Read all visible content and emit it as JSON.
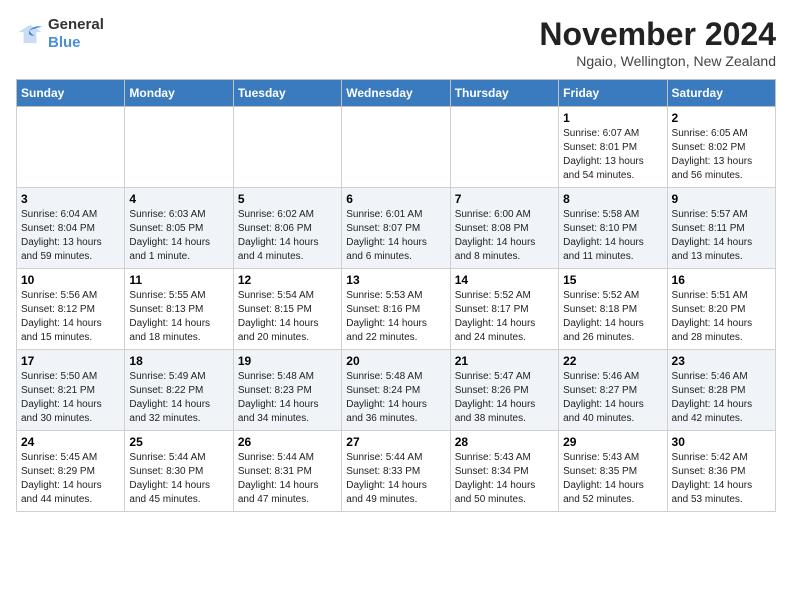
{
  "header": {
    "logo_general": "General",
    "logo_blue": "Blue",
    "month_year": "November 2024",
    "location": "Ngaio, Wellington, New Zealand"
  },
  "days_of_week": [
    "Sunday",
    "Monday",
    "Tuesday",
    "Wednesday",
    "Thursday",
    "Friday",
    "Saturday"
  ],
  "weeks": [
    [
      {
        "day": "",
        "sunrise": "",
        "sunset": "",
        "daylight": ""
      },
      {
        "day": "",
        "sunrise": "",
        "sunset": "",
        "daylight": ""
      },
      {
        "day": "",
        "sunrise": "",
        "sunset": "",
        "daylight": ""
      },
      {
        "day": "",
        "sunrise": "",
        "sunset": "",
        "daylight": ""
      },
      {
        "day": "",
        "sunrise": "",
        "sunset": "",
        "daylight": ""
      },
      {
        "day": "1",
        "sunrise": "Sunrise: 6:07 AM",
        "sunset": "Sunset: 8:01 PM",
        "daylight": "Daylight: 13 hours and 54 minutes."
      },
      {
        "day": "2",
        "sunrise": "Sunrise: 6:05 AM",
        "sunset": "Sunset: 8:02 PM",
        "daylight": "Daylight: 13 hours and 56 minutes."
      }
    ],
    [
      {
        "day": "3",
        "sunrise": "Sunrise: 6:04 AM",
        "sunset": "Sunset: 8:04 PM",
        "daylight": "Daylight: 13 hours and 59 minutes."
      },
      {
        "day": "4",
        "sunrise": "Sunrise: 6:03 AM",
        "sunset": "Sunset: 8:05 PM",
        "daylight": "Daylight: 14 hours and 1 minute."
      },
      {
        "day": "5",
        "sunrise": "Sunrise: 6:02 AM",
        "sunset": "Sunset: 8:06 PM",
        "daylight": "Daylight: 14 hours and 4 minutes."
      },
      {
        "day": "6",
        "sunrise": "Sunrise: 6:01 AM",
        "sunset": "Sunset: 8:07 PM",
        "daylight": "Daylight: 14 hours and 6 minutes."
      },
      {
        "day": "7",
        "sunrise": "Sunrise: 6:00 AM",
        "sunset": "Sunset: 8:08 PM",
        "daylight": "Daylight: 14 hours and 8 minutes."
      },
      {
        "day": "8",
        "sunrise": "Sunrise: 5:58 AM",
        "sunset": "Sunset: 8:10 PM",
        "daylight": "Daylight: 14 hours and 11 minutes."
      },
      {
        "day": "9",
        "sunrise": "Sunrise: 5:57 AM",
        "sunset": "Sunset: 8:11 PM",
        "daylight": "Daylight: 14 hours and 13 minutes."
      }
    ],
    [
      {
        "day": "10",
        "sunrise": "Sunrise: 5:56 AM",
        "sunset": "Sunset: 8:12 PM",
        "daylight": "Daylight: 14 hours and 15 minutes."
      },
      {
        "day": "11",
        "sunrise": "Sunrise: 5:55 AM",
        "sunset": "Sunset: 8:13 PM",
        "daylight": "Daylight: 14 hours and 18 minutes."
      },
      {
        "day": "12",
        "sunrise": "Sunrise: 5:54 AM",
        "sunset": "Sunset: 8:15 PM",
        "daylight": "Daylight: 14 hours and 20 minutes."
      },
      {
        "day": "13",
        "sunrise": "Sunrise: 5:53 AM",
        "sunset": "Sunset: 8:16 PM",
        "daylight": "Daylight: 14 hours and 22 minutes."
      },
      {
        "day": "14",
        "sunrise": "Sunrise: 5:52 AM",
        "sunset": "Sunset: 8:17 PM",
        "daylight": "Daylight: 14 hours and 24 minutes."
      },
      {
        "day": "15",
        "sunrise": "Sunrise: 5:52 AM",
        "sunset": "Sunset: 8:18 PM",
        "daylight": "Daylight: 14 hours and 26 minutes."
      },
      {
        "day": "16",
        "sunrise": "Sunrise: 5:51 AM",
        "sunset": "Sunset: 8:20 PM",
        "daylight": "Daylight: 14 hours and 28 minutes."
      }
    ],
    [
      {
        "day": "17",
        "sunrise": "Sunrise: 5:50 AM",
        "sunset": "Sunset: 8:21 PM",
        "daylight": "Daylight: 14 hours and 30 minutes."
      },
      {
        "day": "18",
        "sunrise": "Sunrise: 5:49 AM",
        "sunset": "Sunset: 8:22 PM",
        "daylight": "Daylight: 14 hours and 32 minutes."
      },
      {
        "day": "19",
        "sunrise": "Sunrise: 5:48 AM",
        "sunset": "Sunset: 8:23 PM",
        "daylight": "Daylight: 14 hours and 34 minutes."
      },
      {
        "day": "20",
        "sunrise": "Sunrise: 5:48 AM",
        "sunset": "Sunset: 8:24 PM",
        "daylight": "Daylight: 14 hours and 36 minutes."
      },
      {
        "day": "21",
        "sunrise": "Sunrise: 5:47 AM",
        "sunset": "Sunset: 8:26 PM",
        "daylight": "Daylight: 14 hours and 38 minutes."
      },
      {
        "day": "22",
        "sunrise": "Sunrise: 5:46 AM",
        "sunset": "Sunset: 8:27 PM",
        "daylight": "Daylight: 14 hours and 40 minutes."
      },
      {
        "day": "23",
        "sunrise": "Sunrise: 5:46 AM",
        "sunset": "Sunset: 8:28 PM",
        "daylight": "Daylight: 14 hours and 42 minutes."
      }
    ],
    [
      {
        "day": "24",
        "sunrise": "Sunrise: 5:45 AM",
        "sunset": "Sunset: 8:29 PM",
        "daylight": "Daylight: 14 hours and 44 minutes."
      },
      {
        "day": "25",
        "sunrise": "Sunrise: 5:44 AM",
        "sunset": "Sunset: 8:30 PM",
        "daylight": "Daylight: 14 hours and 45 minutes."
      },
      {
        "day": "26",
        "sunrise": "Sunrise: 5:44 AM",
        "sunset": "Sunset: 8:31 PM",
        "daylight": "Daylight: 14 hours and 47 minutes."
      },
      {
        "day": "27",
        "sunrise": "Sunrise: 5:44 AM",
        "sunset": "Sunset: 8:33 PM",
        "daylight": "Daylight: 14 hours and 49 minutes."
      },
      {
        "day": "28",
        "sunrise": "Sunrise: 5:43 AM",
        "sunset": "Sunset: 8:34 PM",
        "daylight": "Daylight: 14 hours and 50 minutes."
      },
      {
        "day": "29",
        "sunrise": "Sunrise: 5:43 AM",
        "sunset": "Sunset: 8:35 PM",
        "daylight": "Daylight: 14 hours and 52 minutes."
      },
      {
        "day": "30",
        "sunrise": "Sunrise: 5:42 AM",
        "sunset": "Sunset: 8:36 PM",
        "daylight": "Daylight: 14 hours and 53 minutes."
      }
    ]
  ]
}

*REQUIREMENT*.
Using the material above, return every line exactly as it appears, minus the pictures.

*EXERCISE ANSWER*.
Read all visible content and emit it as JSON.
{
  "header": {
    "logo_general": "General",
    "logo_blue": "Blue",
    "month_year": "November 2024",
    "location": "Ngaio, Wellington, New Zealand"
  },
  "days_of_week": [
    "Sunday",
    "Monday",
    "Tuesday",
    "Wednesday",
    "Thursday",
    "Friday",
    "Saturday"
  ],
  "weeks": [
    [
      {
        "day": "",
        "sunrise": "",
        "sunset": "",
        "daylight": ""
      },
      {
        "day": "",
        "sunrise": "",
        "sunset": "",
        "daylight": ""
      },
      {
        "day": "",
        "sunrise": "",
        "sunset": "",
        "daylight": ""
      },
      {
        "day": "",
        "sunrise": "",
        "sunset": "",
        "daylight": ""
      },
      {
        "day": "",
        "sunrise": "",
        "sunset": "",
        "daylight": ""
      },
      {
        "day": "1",
        "sunrise": "Sunrise: 6:07 AM",
        "sunset": "Sunset: 8:01 PM",
        "daylight": "Daylight: 13 hours and 54 minutes."
      },
      {
        "day": "2",
        "sunrise": "Sunrise: 6:05 AM",
        "sunset": "Sunset: 8:02 PM",
        "daylight": "Daylight: 13 hours and 56 minutes."
      }
    ],
    [
      {
        "day": "3",
        "sunrise": "Sunrise: 6:04 AM",
        "sunset": "Sunset: 8:04 PM",
        "daylight": "Daylight: 13 hours and 59 minutes."
      },
      {
        "day": "4",
        "sunrise": "Sunrise: 6:03 AM",
        "sunset": "Sunset: 8:05 PM",
        "daylight": "Daylight: 14 hours and 1 minute."
      },
      {
        "day": "5",
        "sunrise": "Sunrise: 6:02 AM",
        "sunset": "Sunset: 8:06 PM",
        "daylight": "Daylight: 14 hours and 4 minutes."
      },
      {
        "day": "6",
        "sunrise": "Sunrise: 6:01 AM",
        "sunset": "Sunset: 8:07 PM",
        "daylight": "Daylight: 14 hours and 6 minutes."
      },
      {
        "day": "7",
        "sunrise": "Sunrise: 6:00 AM",
        "sunset": "Sunset: 8:08 PM",
        "daylight": "Daylight: 14 hours and 8 minutes."
      },
      {
        "day": "8",
        "sunrise": "Sunrise: 5:58 AM",
        "sunset": "Sunset: 8:10 PM",
        "daylight": "Daylight: 14 hours and 11 minutes."
      },
      {
        "day": "9",
        "sunrise": "Sunrise: 5:57 AM",
        "sunset": "Sunset: 8:11 PM",
        "daylight": "Daylight: 14 hours and 13 minutes."
      }
    ],
    [
      {
        "day": "10",
        "sunrise": "Sunrise: 5:56 AM",
        "sunset": "Sunset: 8:12 PM",
        "daylight": "Daylight: 14 hours and 15 minutes."
      },
      {
        "day": "11",
        "sunrise": "Sunrise: 5:55 AM",
        "sunset": "Sunset: 8:13 PM",
        "daylight": "Daylight: 14 hours and 18 minutes."
      },
      {
        "day": "12",
        "sunrise": "Sunrise: 5:54 AM",
        "sunset": "Sunset: 8:15 PM",
        "daylight": "Daylight: 14 hours and 20 minutes."
      },
      {
        "day": "13",
        "sunrise": "Sunrise: 5:53 AM",
        "sunset": "Sunset: 8:16 PM",
        "daylight": "Daylight: 14 hours and 22 minutes."
      },
      {
        "day": "14",
        "sunrise": "Sunrise: 5:52 AM",
        "sunset": "Sunset: 8:17 PM",
        "daylight": "Daylight: 14 hours and 24 minutes."
      },
      {
        "day": "15",
        "sunrise": "Sunrise: 5:52 AM",
        "sunset": "Sunset: 8:18 PM",
        "daylight": "Daylight: 14 hours and 26 minutes."
      },
      {
        "day": "16",
        "sunrise": "Sunrise: 5:51 AM",
        "sunset": "Sunset: 8:20 PM",
        "daylight": "Daylight: 14 hours and 28 minutes."
      }
    ],
    [
      {
        "day": "17",
        "sunrise": "Sunrise: 5:50 AM",
        "sunset": "Sunset: 8:21 PM",
        "daylight": "Daylight: 14 hours and 30 minutes."
      },
      {
        "day": "18",
        "sunrise": "Sunrise: 5:49 AM",
        "sunset": "Sunset: 8:22 PM",
        "daylight": "Daylight: 14 hours and 32 minutes."
      },
      {
        "day": "19",
        "sunrise": "Sunrise: 5:48 AM",
        "sunset": "Sunset: 8:23 PM",
        "daylight": "Daylight: 14 hours and 34 minutes."
      },
      {
        "day": "20",
        "sunrise": "Sunrise: 5:48 AM",
        "sunset": "Sunset: 8:24 PM",
        "daylight": "Daylight: 14 hours and 36 minutes."
      },
      {
        "day": "21",
        "sunrise": "Sunrise: 5:47 AM",
        "sunset": "Sunset: 8:26 PM",
        "daylight": "Daylight: 14 hours and 38 minutes."
      },
      {
        "day": "22",
        "sunrise": "Sunrise: 5:46 AM",
        "sunset": "Sunset: 8:27 PM",
        "daylight": "Daylight: 14 hours and 40 minutes."
      },
      {
        "day": "23",
        "sunrise": "Sunrise: 5:46 AM",
        "sunset": "Sunset: 8:28 PM",
        "daylight": "Daylight: 14 hours and 42 minutes."
      }
    ],
    [
      {
        "day": "24",
        "sunrise": "Sunrise: 5:45 AM",
        "sunset": "Sunset: 8:29 PM",
        "daylight": "Daylight: 14 hours and 44 minutes."
      },
      {
        "day": "25",
        "sunrise": "Sunrise: 5:44 AM",
        "sunset": "Sunset: 8:30 PM",
        "daylight": "Daylight: 14 hours and 45 minutes."
      },
      {
        "day": "26",
        "sunrise": "Sunrise: 5:44 AM",
        "sunset": "Sunset: 8:31 PM",
        "daylight": "Daylight: 14 hours and 47 minutes."
      },
      {
        "day": "27",
        "sunrise": "Sunrise: 5:44 AM",
        "sunset": "Sunset: 8:33 PM",
        "daylight": "Daylight: 14 hours and 49 minutes."
      },
      {
        "day": "28",
        "sunrise": "Sunrise: 5:43 AM",
        "sunset": "Sunset: 8:34 PM",
        "daylight": "Daylight: 14 hours and 50 minutes."
      },
      {
        "day": "29",
        "sunrise": "Sunrise: 5:43 AM",
        "sunset": "Sunset: 8:35 PM",
        "daylight": "Daylight: 14 hours and 52 minutes."
      },
      {
        "day": "30",
        "sunrise": "Sunrise: 5:42 AM",
        "sunset": "Sunset: 8:36 PM",
        "daylight": "Daylight: 14 hours and 53 minutes."
      }
    ]
  ]
}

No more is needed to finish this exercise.